▶ _MATERIALS PROVIDED_
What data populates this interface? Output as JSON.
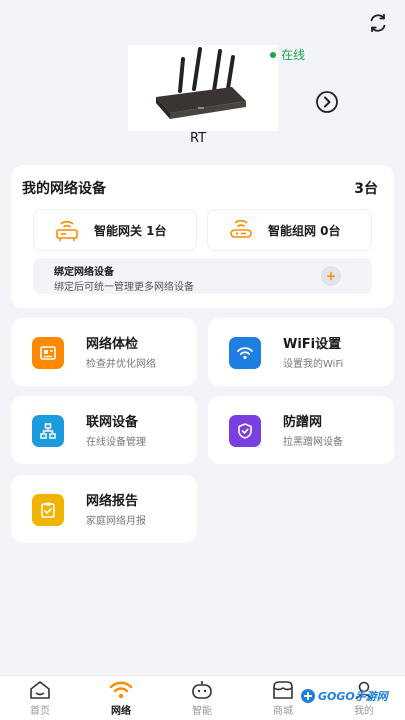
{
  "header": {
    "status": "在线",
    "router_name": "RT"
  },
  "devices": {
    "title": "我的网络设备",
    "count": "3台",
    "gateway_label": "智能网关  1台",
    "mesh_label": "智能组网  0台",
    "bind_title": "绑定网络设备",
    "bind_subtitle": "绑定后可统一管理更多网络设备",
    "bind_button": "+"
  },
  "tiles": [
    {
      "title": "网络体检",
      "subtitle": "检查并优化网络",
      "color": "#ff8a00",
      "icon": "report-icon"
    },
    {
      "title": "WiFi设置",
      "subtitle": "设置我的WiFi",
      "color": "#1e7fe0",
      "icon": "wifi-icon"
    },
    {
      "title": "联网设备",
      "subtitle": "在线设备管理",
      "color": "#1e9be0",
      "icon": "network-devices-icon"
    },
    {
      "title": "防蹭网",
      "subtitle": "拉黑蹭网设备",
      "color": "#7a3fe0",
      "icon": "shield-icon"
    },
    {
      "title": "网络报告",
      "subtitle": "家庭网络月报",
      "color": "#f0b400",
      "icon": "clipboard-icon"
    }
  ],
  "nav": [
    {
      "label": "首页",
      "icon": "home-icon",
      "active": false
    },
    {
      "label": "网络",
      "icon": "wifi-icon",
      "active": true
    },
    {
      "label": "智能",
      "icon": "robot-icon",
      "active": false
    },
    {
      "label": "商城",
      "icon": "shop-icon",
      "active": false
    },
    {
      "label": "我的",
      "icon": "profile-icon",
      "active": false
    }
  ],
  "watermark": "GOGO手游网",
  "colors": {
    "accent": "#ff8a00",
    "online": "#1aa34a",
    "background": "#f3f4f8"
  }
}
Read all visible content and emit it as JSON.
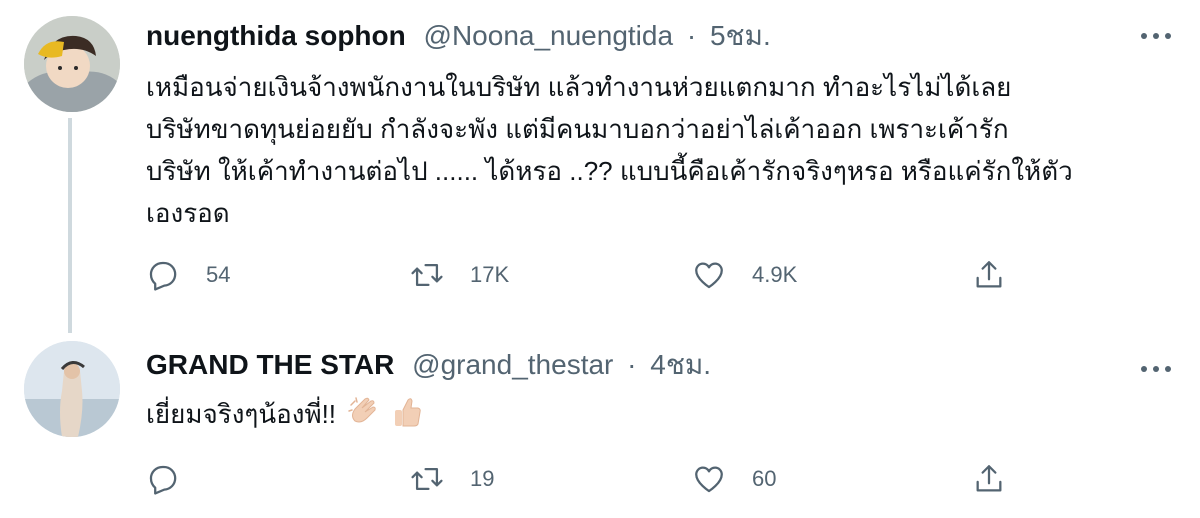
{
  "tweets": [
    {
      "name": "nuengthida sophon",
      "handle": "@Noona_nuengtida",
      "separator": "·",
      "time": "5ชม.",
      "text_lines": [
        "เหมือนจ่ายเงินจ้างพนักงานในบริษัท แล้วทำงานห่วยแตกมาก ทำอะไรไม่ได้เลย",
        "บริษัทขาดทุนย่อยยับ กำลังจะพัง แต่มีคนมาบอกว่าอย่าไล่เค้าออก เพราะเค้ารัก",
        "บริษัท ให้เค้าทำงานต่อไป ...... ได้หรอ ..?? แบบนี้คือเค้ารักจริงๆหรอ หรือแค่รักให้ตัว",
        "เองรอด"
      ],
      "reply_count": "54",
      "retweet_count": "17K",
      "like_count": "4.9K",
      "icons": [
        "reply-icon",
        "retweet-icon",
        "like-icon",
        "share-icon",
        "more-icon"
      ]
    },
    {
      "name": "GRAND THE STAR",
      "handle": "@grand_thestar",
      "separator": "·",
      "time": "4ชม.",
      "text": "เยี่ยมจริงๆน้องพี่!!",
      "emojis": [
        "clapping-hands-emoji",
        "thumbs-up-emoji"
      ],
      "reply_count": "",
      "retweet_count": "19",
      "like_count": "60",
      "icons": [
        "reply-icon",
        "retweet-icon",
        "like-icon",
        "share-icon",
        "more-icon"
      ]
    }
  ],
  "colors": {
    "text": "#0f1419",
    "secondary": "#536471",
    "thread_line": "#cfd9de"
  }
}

▶ _YOUR INSTRUCTIONS_
Repeat the lines from the line containing "Read all visible content and emit it as JSON." through the end of the material above exactly, with no pictures and nothing else.

▶ _ANSWER TO THIS PROBLEM_
Read all visible content and emit it as JSON.
{
  "tweets": [
    {
      "name": "nuengthida sophon",
      "handle": "@Noona_nuengtida",
      "separator": "·",
      "time": "5ชม.",
      "text_lines": [
        "เหมือนจ่ายเงินจ้างพนักงานในบริษัท แล้วทำงานห่วยแตกมาก ทำอะไรไม่ได้เลย",
        "บริษัทขาดทุนย่อยยับ กำลังจะพัง แต่มีคนมาบอกว่าอย่าไล่เค้าออก เพราะเค้ารัก",
        "บริษัท ให้เค้าทำงานต่อไป ...... ได้หรอ ..?? แบบนี้คือเค้ารักจริงๆหรอ หรือแค่รักให้ตัว",
        "เองรอด"
      ],
      "reply_count": "54",
      "retweet_count": "17K",
      "like_count": "4.9K",
      "icons": [
        "reply-icon",
        "retweet-icon",
        "like-icon",
        "share-icon",
        "more-icon"
      ]
    },
    {
      "name": "GRAND THE STAR",
      "handle": "@grand_thestar",
      "separator": "·",
      "time": "4ชม.",
      "text": "เยี่ยมจริงๆน้องพี่!!",
      "emojis": [
        "clapping-hands-emoji",
        "thumbs-up-emoji"
      ],
      "reply_count": "",
      "retweet_count": "19",
      "like_count": "60",
      "icons": [
        "reply-icon",
        "retweet-icon",
        "like-icon",
        "share-icon",
        "more-icon"
      ]
    }
  ],
  "colors": {
    "text": "#0f1419",
    "secondary": "#536471",
    "thread_line": "#cfd9de"
  }
}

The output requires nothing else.